---------- DATA EXCERPTS ----------
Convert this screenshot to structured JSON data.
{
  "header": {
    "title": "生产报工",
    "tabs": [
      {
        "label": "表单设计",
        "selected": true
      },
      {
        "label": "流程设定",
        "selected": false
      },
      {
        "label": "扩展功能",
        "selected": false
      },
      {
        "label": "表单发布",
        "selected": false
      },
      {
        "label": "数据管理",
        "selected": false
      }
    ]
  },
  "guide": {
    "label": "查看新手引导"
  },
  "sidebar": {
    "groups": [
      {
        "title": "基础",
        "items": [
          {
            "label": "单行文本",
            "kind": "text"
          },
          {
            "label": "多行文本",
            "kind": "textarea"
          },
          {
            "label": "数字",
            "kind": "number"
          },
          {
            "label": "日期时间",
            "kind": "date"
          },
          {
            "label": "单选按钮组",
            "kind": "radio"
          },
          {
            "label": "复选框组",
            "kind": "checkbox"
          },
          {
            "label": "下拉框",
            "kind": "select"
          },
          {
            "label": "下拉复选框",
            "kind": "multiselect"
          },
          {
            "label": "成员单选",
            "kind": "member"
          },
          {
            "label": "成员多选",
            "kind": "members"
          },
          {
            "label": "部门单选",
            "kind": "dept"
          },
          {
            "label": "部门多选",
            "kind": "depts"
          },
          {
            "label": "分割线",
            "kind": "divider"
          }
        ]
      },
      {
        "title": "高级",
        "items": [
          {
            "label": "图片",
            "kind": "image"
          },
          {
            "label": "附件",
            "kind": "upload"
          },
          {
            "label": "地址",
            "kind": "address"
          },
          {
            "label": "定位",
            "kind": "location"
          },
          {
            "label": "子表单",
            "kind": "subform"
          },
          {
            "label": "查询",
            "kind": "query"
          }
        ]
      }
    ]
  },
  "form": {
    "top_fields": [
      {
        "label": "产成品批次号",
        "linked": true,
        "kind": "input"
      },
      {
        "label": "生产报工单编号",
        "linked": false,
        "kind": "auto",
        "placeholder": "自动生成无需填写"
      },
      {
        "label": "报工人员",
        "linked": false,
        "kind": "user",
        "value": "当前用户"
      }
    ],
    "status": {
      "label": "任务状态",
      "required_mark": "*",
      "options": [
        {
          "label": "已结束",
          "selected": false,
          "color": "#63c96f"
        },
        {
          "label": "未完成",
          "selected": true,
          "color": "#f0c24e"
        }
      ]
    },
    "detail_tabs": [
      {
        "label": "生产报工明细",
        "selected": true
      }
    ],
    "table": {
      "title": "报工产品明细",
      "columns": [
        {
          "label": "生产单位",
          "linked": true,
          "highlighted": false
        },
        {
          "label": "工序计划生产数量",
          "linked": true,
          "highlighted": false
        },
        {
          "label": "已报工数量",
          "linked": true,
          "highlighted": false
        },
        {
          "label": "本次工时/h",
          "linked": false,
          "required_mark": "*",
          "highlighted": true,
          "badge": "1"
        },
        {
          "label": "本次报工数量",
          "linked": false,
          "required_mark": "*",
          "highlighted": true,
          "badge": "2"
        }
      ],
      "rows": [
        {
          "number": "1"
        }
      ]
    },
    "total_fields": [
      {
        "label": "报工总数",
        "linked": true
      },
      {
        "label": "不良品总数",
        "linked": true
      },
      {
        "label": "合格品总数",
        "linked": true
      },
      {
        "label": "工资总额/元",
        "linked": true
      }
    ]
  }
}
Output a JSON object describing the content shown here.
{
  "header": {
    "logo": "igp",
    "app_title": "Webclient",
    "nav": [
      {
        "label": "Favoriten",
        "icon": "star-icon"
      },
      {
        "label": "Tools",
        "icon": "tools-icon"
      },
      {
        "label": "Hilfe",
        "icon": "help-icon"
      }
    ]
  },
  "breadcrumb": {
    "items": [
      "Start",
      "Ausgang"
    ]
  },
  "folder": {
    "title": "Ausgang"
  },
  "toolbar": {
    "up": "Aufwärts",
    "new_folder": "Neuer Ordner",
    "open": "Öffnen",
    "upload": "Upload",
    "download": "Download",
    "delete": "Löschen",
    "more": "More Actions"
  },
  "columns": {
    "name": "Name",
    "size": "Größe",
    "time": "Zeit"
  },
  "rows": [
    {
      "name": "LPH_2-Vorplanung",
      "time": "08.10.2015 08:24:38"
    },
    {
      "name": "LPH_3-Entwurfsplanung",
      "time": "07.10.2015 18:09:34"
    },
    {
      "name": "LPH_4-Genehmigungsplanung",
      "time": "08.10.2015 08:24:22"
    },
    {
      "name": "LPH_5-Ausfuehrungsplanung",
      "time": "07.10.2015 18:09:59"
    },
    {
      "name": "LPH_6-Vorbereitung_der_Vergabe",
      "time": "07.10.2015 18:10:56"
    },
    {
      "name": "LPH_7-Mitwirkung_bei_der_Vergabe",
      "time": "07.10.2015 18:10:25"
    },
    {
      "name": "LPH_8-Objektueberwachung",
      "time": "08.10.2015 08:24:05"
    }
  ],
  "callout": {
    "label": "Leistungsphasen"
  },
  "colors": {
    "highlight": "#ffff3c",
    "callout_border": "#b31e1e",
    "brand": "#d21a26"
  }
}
----------
- STATED TASK -
Transcribe all entries exactly as they are given.

- PROBLEM SOLUTION -
Convert this screenshot to structured JSON data.
{
  "header": {
    "title": "生产报工",
    "tabs": [
      {
        "label": "表单设计",
        "selected": true
      },
      {
        "label": "流程设定",
        "selected": false
      },
      {
        "label": "扩展功能",
        "selected": false
      },
      {
        "label": "表单发布",
        "selected": false
      },
      {
        "label": "数据管理",
        "selected": false
      }
    ]
  },
  "guide": {
    "label": "查看新手引导"
  },
  "sidebar": {
    "groups": [
      {
        "title": "基础",
        "items": [
          {
            "label": "单行文本",
            "kind": "text"
          },
          {
            "label": "多行文本",
            "kind": "textarea"
          },
          {
            "label": "数字",
            "kind": "number"
          },
          {
            "label": "日期时间",
            "kind": "date"
          },
          {
            "label": "单选按钮组",
            "kind": "radio"
          },
          {
            "label": "复选框组",
            "kind": "checkbox"
          },
          {
            "label": "下拉框",
            "kind": "select"
          },
          {
            "label": "下拉复选框",
            "kind": "multiselect"
          },
          {
            "label": "成员单选",
            "kind": "member"
          },
          {
            "label": "成员多选",
            "kind": "members"
          },
          {
            "label": "部门单选",
            "kind": "dept"
          },
          {
            "label": "部门多选",
            "kind": "depts"
          },
          {
            "label": "分割线",
            "kind": "divider"
          }
        ]
      },
      {
        "title": "高级",
        "items": [
          {
            "label": "图片",
            "kind": "image"
          },
          {
            "label": "附件",
            "kind": "upload"
          },
          {
            "label": "地址",
            "kind": "address"
          },
          {
            "label": "定位",
            "kind": "location"
          },
          {
            "label": "子表单",
            "kind": "subform"
          },
          {
            "label": "查询",
            "kind": "query"
          }
        ]
      }
    ]
  },
  "form": {
    "top_fields": [
      {
        "label": "产成品批次号",
        "linked": true,
        "kind": "input"
      },
      {
        "label": "生产报工单编号",
        "linked": false,
        "kind": "auto",
        "placeholder": "自动生成无需填写"
      },
      {
        "label": "报工人员",
        "linked": false,
        "kind": "user",
        "value": "当前用户"
      }
    ],
    "status": {
      "label": "任务状态",
      "required_mark": "*",
      "options": [
        {
          "label": "已结束",
          "selected": false,
          "color": "#63c96f"
        },
        {
          "label": "未完成",
          "selected": true,
          "color": "#f0c24e"
        }
      ]
    },
    "detail_tabs": [
      {
        "label": "生产报工明细",
        "selected": true
      }
    ],
    "table": {
      "title": "报工产品明细",
      "columns": [
        {
          "label": "生产单位",
          "linked": true,
          "highlighted": false
        },
        {
          "label": "工序计划生产数量",
          "linked": true,
          "highlighted": false
        },
        {
          "label": "已报工数量",
          "linked": true,
          "highlighted": false
        },
        {
          "label": "本次工时/h",
          "linked": false,
          "required_mark": "*",
          "highlighted": true,
          "badge": "1"
        },
        {
          "label": "本次报工数量",
          "linked": false,
          "required_mark": "*",
          "highlighted": true,
          "badge": "2"
        }
      ],
      "rows": [
        {
          "number": "1"
        }
      ]
    },
    "total_fields": [
      {
        "label": "报工总数",
        "linked": true
      },
      {
        "label": "不良品总数",
        "linked": true
      },
      {
        "label": "合格品总数",
        "linked": true
      },
      {
        "label": "工资总额/元",
        "linked": true
      }
    ]
  }
}
Output a JSON object describing the content shown here.
{
  "header": {
    "logo": "igp",
    "app_title": "Webclient",
    "nav": [
      {
        "label": "Favoriten",
        "icon": "star-icon"
      },
      {
        "label": "Tools",
        "icon": "tools-icon"
      },
      {
        "label": "Hilfe",
        "icon": "help-icon"
      }
    ]
  },
  "breadcrumb": {
    "items": [
      "Start",
      "Ausgang"
    ]
  },
  "folder": {
    "title": "Ausgang"
  },
  "toolbar": {
    "up": "Aufwärts",
    "new_folder": "Neuer Ordner",
    "open": "Öffnen",
    "upload": "Upload",
    "download": "Download",
    "delete": "Löschen",
    "more": "More Actions"
  },
  "columns": {
    "name": "Name",
    "size": "Größe",
    "time": "Zeit"
  },
  "rows": [
    {
      "name": "LPH_2-Vorplanung",
      "time": "08.10.2015 08:24:38"
    },
    {
      "name": "LPH_3-Entwurfsplanung",
      "time": "07.10.2015 18:09:34"
    },
    {
      "name": "LPH_4-Genehmigungsplanung",
      "time": "08.10.2015 08:24:22"
    },
    {
      "name": "LPH_5-Ausfuehrungsplanung",
      "time": "07.10.2015 18:09:59"
    },
    {
      "name": "LPH_6-Vorbereitung_der_Vergabe",
      "time": "07.10.2015 18:10:56"
    },
    {
      "name": "LPH_7-Mitwirkung_bei_der_Vergabe",
      "time": "07.10.2015 18:10:25"
    },
    {
      "name": "LPH_8-Objektueberwachung",
      "time": "08.10.2015 08:24:05"
    }
  ],
  "callout": {
    "label": "Leistungsphasen"
  },
  "colors": {
    "highlight": "#ffff3c",
    "callout_border": "#b31e1e",
    "brand": "#d21a26"
  }
}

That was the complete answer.